* [WRITTEN EXERCISE]
Records follow. Select each line holding "text".

* [DATA TO PROCESS]
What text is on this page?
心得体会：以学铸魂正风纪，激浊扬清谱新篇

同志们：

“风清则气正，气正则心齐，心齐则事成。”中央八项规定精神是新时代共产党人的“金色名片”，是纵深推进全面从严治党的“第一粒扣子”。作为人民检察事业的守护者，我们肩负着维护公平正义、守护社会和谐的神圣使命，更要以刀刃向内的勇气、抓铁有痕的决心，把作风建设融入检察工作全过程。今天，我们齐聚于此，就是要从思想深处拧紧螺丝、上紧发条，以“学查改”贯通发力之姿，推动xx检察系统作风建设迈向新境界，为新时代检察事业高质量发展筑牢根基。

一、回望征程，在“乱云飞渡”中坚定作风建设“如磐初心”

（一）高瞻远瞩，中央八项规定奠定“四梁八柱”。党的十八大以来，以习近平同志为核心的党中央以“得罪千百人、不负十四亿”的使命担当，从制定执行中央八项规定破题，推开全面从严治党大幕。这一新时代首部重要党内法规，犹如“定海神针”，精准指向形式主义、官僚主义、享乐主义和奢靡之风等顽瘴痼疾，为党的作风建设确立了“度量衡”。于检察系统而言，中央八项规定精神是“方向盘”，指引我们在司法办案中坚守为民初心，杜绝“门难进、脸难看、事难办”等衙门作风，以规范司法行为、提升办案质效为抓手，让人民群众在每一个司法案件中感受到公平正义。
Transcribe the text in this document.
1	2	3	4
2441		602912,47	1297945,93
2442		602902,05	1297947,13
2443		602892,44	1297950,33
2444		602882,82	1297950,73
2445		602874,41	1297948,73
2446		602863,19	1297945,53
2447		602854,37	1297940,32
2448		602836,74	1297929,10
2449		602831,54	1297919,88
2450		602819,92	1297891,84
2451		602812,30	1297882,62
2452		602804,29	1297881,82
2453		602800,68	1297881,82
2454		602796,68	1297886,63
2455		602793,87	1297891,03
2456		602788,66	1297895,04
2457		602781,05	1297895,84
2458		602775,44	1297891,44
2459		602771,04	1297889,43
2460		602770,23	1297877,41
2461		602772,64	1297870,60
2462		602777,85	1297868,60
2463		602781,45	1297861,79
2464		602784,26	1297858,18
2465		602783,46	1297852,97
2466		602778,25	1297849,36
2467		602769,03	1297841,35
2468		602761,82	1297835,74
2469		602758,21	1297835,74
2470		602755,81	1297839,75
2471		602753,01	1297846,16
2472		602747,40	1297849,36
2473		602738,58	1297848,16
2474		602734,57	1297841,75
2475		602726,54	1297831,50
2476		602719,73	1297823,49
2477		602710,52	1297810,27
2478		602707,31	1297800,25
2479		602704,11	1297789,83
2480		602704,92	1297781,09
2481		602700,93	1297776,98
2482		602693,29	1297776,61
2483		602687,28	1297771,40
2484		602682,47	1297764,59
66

* [FINAL ANSWER]
What text is on this page?
Transcribe the text in this document.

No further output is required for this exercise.